═══ ENTRIES PROVIDED

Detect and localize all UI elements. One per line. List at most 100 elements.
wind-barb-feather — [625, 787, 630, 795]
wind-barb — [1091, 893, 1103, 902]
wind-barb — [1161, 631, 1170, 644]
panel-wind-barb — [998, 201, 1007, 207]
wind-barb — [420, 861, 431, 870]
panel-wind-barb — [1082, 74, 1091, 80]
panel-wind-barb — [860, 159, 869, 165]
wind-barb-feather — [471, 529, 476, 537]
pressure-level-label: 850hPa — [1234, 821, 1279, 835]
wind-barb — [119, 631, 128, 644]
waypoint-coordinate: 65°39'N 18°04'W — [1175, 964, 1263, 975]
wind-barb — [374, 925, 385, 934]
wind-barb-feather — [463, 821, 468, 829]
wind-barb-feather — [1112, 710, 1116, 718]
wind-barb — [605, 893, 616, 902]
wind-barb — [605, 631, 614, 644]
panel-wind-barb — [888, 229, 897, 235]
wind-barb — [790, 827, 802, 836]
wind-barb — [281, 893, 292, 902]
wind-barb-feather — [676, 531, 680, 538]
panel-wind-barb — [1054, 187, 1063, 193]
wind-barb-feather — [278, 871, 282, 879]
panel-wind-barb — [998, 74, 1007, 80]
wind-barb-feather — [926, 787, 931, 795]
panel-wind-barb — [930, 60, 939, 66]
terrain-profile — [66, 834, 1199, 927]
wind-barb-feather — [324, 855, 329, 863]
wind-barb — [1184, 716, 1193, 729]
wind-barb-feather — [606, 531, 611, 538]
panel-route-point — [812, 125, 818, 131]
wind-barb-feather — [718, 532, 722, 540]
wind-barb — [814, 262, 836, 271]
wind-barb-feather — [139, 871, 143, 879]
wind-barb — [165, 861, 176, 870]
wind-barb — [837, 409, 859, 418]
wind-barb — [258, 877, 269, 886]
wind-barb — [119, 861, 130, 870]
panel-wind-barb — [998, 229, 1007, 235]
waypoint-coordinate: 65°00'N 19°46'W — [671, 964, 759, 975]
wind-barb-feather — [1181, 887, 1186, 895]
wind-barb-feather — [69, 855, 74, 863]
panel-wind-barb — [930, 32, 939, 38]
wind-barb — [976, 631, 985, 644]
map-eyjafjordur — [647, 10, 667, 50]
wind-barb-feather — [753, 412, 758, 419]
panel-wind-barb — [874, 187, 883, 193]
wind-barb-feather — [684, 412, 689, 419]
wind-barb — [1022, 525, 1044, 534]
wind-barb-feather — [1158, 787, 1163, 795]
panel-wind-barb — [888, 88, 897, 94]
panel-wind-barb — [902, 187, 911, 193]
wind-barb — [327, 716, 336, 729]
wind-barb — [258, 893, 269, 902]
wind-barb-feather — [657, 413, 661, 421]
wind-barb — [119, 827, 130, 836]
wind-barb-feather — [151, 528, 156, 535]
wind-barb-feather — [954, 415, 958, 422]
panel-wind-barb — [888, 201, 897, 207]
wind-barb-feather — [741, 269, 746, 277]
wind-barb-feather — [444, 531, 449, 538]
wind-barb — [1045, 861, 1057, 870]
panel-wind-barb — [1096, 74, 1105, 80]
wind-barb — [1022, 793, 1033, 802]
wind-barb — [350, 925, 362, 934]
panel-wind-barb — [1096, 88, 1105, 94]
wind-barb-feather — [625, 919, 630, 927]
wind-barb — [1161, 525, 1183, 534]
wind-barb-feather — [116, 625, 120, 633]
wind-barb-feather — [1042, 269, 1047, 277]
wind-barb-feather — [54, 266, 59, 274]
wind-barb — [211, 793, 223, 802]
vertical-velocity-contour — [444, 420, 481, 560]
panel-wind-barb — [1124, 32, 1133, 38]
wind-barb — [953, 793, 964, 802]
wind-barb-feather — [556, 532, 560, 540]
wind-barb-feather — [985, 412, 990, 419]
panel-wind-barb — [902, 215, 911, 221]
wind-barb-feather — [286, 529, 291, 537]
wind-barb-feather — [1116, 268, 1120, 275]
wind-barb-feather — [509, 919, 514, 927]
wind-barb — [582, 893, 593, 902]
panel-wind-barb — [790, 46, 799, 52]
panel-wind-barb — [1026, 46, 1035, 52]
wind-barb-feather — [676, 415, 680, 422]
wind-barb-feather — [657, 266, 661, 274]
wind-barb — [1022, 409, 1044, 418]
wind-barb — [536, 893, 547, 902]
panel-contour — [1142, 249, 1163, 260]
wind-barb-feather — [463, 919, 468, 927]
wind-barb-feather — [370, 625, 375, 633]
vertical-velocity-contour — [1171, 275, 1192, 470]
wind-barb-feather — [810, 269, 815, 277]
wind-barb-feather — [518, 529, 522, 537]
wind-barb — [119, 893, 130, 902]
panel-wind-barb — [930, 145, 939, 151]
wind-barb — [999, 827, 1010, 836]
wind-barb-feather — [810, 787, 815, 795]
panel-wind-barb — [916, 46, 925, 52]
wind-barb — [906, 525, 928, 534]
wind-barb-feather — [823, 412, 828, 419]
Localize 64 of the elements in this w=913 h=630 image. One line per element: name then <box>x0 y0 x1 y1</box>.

══════
═══ ENTRIES PROVIDED

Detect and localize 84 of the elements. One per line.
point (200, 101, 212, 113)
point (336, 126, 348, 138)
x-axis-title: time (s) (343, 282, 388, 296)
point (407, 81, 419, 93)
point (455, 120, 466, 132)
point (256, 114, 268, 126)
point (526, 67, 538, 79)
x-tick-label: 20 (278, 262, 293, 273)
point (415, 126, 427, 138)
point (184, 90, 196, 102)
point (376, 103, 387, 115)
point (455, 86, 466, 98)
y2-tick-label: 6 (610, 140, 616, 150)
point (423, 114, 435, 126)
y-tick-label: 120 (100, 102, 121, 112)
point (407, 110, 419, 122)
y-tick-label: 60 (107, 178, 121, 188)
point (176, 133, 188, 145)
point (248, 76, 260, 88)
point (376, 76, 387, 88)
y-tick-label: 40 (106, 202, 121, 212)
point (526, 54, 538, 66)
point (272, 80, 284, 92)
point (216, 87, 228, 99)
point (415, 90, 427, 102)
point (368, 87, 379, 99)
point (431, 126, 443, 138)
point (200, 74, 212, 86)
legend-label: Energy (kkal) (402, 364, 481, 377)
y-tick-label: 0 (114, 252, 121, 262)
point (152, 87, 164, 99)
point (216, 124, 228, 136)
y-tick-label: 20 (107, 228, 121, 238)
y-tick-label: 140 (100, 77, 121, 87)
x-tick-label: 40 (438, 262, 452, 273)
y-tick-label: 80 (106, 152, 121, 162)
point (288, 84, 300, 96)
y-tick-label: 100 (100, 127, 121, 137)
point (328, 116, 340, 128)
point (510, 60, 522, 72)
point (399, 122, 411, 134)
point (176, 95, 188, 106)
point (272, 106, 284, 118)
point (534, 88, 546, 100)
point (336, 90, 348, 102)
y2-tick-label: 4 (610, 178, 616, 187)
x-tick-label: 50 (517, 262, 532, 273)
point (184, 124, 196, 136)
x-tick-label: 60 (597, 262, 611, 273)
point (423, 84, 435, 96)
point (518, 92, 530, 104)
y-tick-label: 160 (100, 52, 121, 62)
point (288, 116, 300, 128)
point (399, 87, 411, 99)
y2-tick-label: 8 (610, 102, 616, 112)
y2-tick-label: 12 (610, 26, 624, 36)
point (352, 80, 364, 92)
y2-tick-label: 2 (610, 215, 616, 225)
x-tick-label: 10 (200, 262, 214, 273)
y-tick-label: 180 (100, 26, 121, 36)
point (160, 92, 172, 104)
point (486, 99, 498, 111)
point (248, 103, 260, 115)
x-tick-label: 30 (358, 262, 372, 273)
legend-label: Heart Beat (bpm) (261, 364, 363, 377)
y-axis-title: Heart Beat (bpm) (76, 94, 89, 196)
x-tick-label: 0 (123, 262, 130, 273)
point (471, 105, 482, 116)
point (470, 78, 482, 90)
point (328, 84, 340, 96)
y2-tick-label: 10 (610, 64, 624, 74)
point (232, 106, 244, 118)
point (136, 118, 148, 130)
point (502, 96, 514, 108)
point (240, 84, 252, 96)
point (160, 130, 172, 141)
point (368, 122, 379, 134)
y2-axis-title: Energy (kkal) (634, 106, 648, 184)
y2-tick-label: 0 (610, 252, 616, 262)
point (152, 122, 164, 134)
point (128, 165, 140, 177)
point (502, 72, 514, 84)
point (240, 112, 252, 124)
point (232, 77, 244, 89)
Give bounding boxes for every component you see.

══════
═══ ENTRIES PROVIDED

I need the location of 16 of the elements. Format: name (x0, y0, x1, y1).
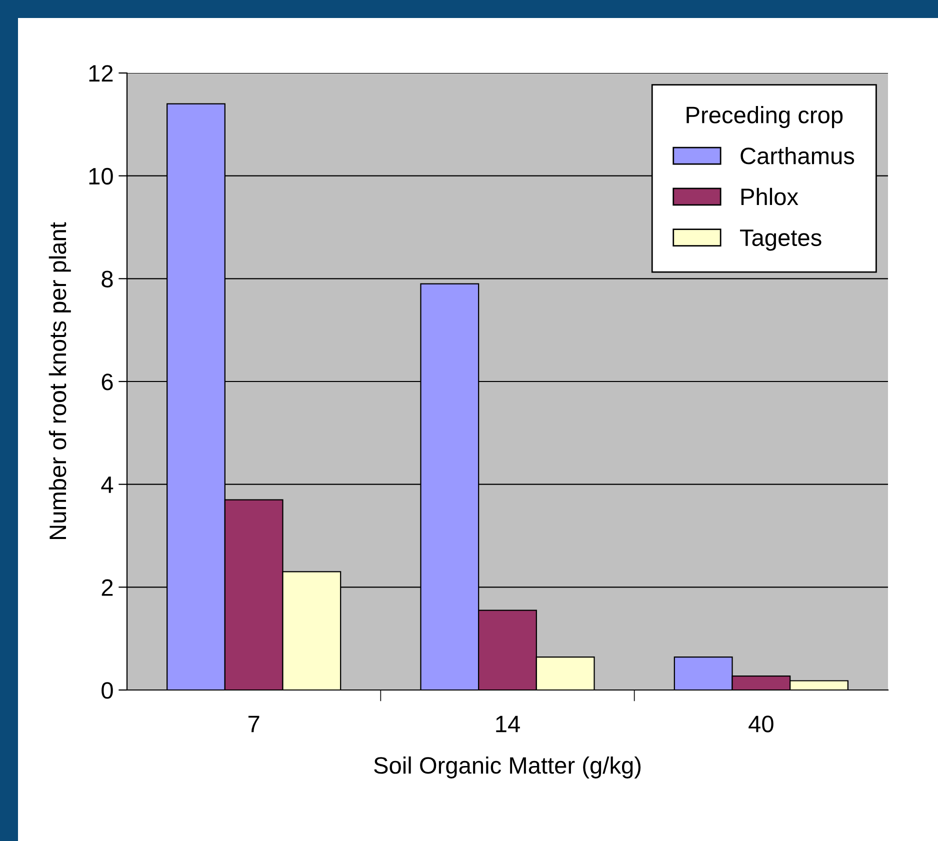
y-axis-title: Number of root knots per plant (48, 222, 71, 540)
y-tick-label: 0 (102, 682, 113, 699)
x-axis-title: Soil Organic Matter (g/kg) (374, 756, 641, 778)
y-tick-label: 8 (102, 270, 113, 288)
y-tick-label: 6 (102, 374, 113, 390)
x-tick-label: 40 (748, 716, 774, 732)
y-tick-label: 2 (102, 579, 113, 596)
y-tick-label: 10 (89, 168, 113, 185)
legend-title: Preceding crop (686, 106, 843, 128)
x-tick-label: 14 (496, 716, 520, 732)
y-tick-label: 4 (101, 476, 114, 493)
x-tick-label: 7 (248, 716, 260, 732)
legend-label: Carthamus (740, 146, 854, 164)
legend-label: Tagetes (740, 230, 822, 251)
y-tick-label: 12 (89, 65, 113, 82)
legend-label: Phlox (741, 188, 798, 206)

══════

Reproduce the records above without any change, from the line with "Detect and localize all" up to and including the line with "wind-barb-feather — [324, 855, 329, 863]".

Detect and localize all UI elements. One per line. List at most 100 elements.
wind-barb-feather — [625, 787, 630, 795]
wind-barb — [1091, 893, 1103, 902]
wind-barb — [1161, 631, 1170, 644]
panel-wind-barb — [998, 201, 1007, 207]
wind-barb — [420, 861, 431, 870]
panel-wind-barb — [1082, 74, 1091, 80]
panel-wind-barb — [860, 159, 869, 165]
wind-barb-feather — [471, 529, 476, 537]
pressure-level-label: 850hPa — [1234, 821, 1279, 835]
wind-barb — [119, 631, 128, 644]
waypoint-coordinate: 65°39'N 18°04'W — [1175, 964, 1263, 975]
wind-barb — [374, 925, 385, 934]
wind-barb-feather — [463, 821, 468, 829]
wind-barb-feather — [1112, 710, 1116, 718]
wind-barb — [605, 893, 616, 902]
wind-barb — [605, 631, 614, 644]
panel-wind-barb — [888, 229, 897, 235]
wind-barb — [790, 827, 802, 836]
wind-barb — [281, 893, 292, 902]
wind-barb-feather — [676, 531, 680, 538]
panel-wind-barb — [1054, 187, 1063, 193]
wind-barb-feather — [278, 871, 282, 879]
panel-wind-barb — [998, 74, 1007, 80]
wind-barb-feather — [926, 787, 931, 795]
panel-wind-barb — [930, 60, 939, 66]
terrain-profile — [66, 834, 1199, 927]
wind-barb-feather — [324, 855, 329, 863]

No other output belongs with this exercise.